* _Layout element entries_
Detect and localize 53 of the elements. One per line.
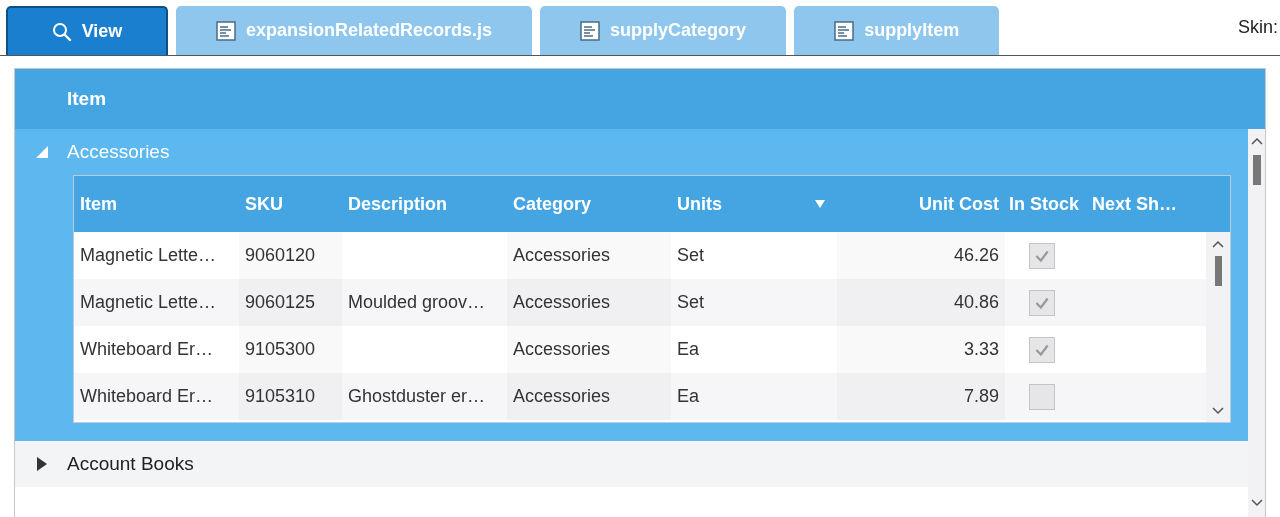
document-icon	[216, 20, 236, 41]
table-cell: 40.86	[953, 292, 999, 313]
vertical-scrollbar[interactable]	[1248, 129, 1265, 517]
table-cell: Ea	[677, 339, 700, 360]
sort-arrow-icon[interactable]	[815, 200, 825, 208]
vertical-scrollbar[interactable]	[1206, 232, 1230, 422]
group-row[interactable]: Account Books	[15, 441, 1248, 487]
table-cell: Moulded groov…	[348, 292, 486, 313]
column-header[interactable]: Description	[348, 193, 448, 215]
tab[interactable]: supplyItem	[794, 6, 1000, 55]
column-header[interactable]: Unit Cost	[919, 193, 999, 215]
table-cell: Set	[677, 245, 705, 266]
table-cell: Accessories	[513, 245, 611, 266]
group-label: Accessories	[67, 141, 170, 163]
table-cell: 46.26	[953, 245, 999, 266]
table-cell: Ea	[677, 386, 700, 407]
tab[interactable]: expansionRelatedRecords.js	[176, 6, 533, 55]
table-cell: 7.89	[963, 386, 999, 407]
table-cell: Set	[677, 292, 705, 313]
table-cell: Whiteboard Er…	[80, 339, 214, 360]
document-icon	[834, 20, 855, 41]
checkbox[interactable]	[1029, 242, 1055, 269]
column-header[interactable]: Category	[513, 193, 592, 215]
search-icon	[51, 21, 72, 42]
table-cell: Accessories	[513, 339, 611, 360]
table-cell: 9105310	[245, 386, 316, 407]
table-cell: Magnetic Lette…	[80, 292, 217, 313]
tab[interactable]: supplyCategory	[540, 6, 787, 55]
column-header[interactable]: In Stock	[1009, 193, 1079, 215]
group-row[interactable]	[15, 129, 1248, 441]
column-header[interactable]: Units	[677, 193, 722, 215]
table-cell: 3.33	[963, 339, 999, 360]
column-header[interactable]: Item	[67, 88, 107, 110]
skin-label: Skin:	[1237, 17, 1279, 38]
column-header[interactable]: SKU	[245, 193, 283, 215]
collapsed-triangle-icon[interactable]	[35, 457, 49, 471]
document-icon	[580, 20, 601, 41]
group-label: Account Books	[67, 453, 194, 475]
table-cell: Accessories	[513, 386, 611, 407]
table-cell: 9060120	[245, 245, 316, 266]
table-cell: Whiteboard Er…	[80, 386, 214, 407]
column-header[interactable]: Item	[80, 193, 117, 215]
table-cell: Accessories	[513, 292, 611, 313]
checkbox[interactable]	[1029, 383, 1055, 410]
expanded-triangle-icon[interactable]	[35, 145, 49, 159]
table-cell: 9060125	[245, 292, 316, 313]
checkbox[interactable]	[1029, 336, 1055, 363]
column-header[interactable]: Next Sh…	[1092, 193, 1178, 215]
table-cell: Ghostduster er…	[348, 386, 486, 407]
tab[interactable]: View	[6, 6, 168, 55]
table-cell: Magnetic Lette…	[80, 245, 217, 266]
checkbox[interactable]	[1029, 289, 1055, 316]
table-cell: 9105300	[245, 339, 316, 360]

* _Exercise instructions_
Present the entries as a Markdown table with the columns "Row" and "Entry", leaving out blank lines. Start at the line containing "20, 236, 41]" and end after the line containing "20, 855, 41]".

* _Output of the task_
| Row | Entry |
|---|---|
| 1 | document-icon	[216, 20, 236, 41] |
| 2 | table-cell: 40.86	[953, 292, 999, 313] |
| 3 | vertical-scrollbar[interactable]	[1248, 129, 1265, 517] |
| 4 | table-cell: Ea	[677, 339, 700, 360] |
| 5 | sort-arrow-icon[interactable]	[815, 200, 825, 208] |
| 6 | vertical-scrollbar[interactable]	[1206, 232, 1230, 422] |
| 7 | group-row[interactable]: Account Books	[15, 441, 1248, 487] |
| 8 | table-cell: Moulded groov…	[348, 292, 486, 313] |
| 9 | column-header[interactable]: Description	[348, 193, 448, 215] |
| 10 | tab[interactable]: supplyItem	[794, 6, 1000, 55] |
| 11 | column-header[interactable]: Unit Cost	[919, 193, 999, 215] |
| 12 | table-cell: Set	[677, 245, 705, 266] |
| 13 | table-cell: Accessories	[513, 245, 611, 266] |
| 14 | group-label: Accessories	[67, 141, 170, 163] |
| 15 | table-cell: 46.26	[953, 245, 999, 266] |
| 16 | table-cell: Ea	[677, 386, 700, 407] |
| 17 | tab[interactable]: expansionRelatedRecords.js	[176, 6, 533, 55] |
| 18 | table-cell: 7.89	[963, 386, 999, 407] |
| 19 | table-cell: Set	[677, 292, 705, 313] |
| 20 | table-cell: Whiteboard Er…	[80, 339, 214, 360] |
| 21 | document-icon	[834, 20, 855, 41] |